[Figure collection entries]
.....

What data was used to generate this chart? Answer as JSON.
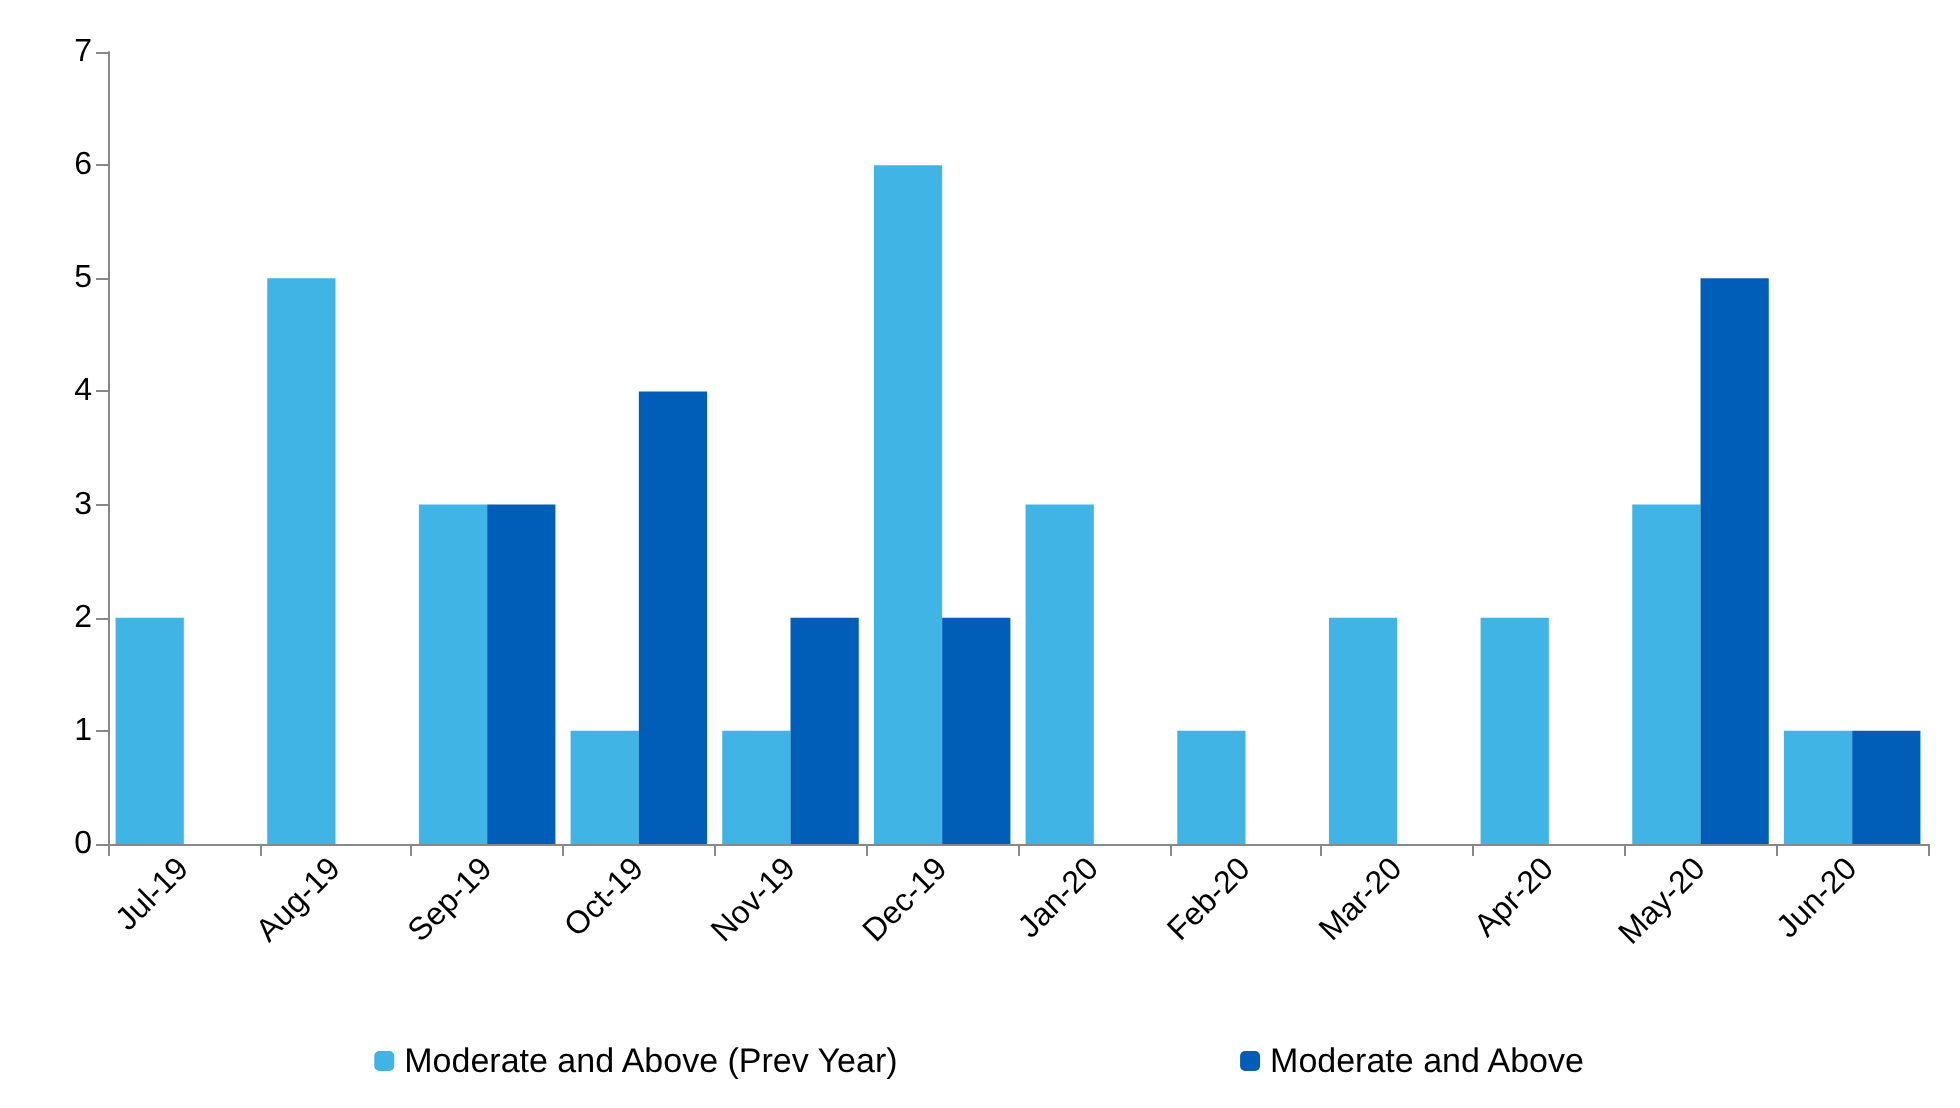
{
  "chart_data": {
    "type": "bar",
    "categories": [
      "Jul-19",
      "Aug-19",
      "Sep-19",
      "Oct-19",
      "Nov-19",
      "Dec-19",
      "Jan-20",
      "Feb-20",
      "Mar-20",
      "Apr-20",
      "May-20",
      "Jun-20"
    ],
    "series": [
      {
        "name": "Moderate and Above (Prev Year)",
        "color": "#41b4e6",
        "values": [
          2,
          5,
          3,
          1,
          1,
          6,
          3,
          1,
          2,
          2,
          3,
          1
        ]
      },
      {
        "name": "Moderate and Above",
        "color": "#005eb8",
        "values": [
          0,
          0,
          3,
          4,
          2,
          2,
          0,
          0,
          0,
          0,
          5,
          1
        ]
      }
    ],
    "ylim": [
      0,
      7
    ],
    "yticks": [
      0,
      1,
      2,
      3,
      4,
      5,
      6,
      7
    ],
    "grid": false,
    "legend": "bottom"
  }
}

.....

### Written request:
Retype the entries word for word. Omit any images.

### Task response:
What data was used to generate this chart? Answer as JSON.
{
  "chart_data": {
    "type": "bar",
    "categories": [
      "Jul-19",
      "Aug-19",
      "Sep-19",
      "Oct-19",
      "Nov-19",
      "Dec-19",
      "Jan-20",
      "Feb-20",
      "Mar-20",
      "Apr-20",
      "May-20",
      "Jun-20"
    ],
    "series": [
      {
        "name": "Moderate and Above (Prev Year)",
        "color": "#41b4e6",
        "values": [
          2,
          5,
          3,
          1,
          1,
          6,
          3,
          1,
          2,
          2,
          3,
          1
        ]
      },
      {
        "name": "Moderate and Above",
        "color": "#005eb8",
        "values": [
          0,
          0,
          3,
          4,
          2,
          2,
          0,
          0,
          0,
          0,
          5,
          1
        ]
      }
    ],
    "ylim": [
      0,
      7
    ],
    "yticks": [
      0,
      1,
      2,
      3,
      4,
      5,
      6,
      7
    ],
    "grid": false,
    "legend": "bottom"
  }
}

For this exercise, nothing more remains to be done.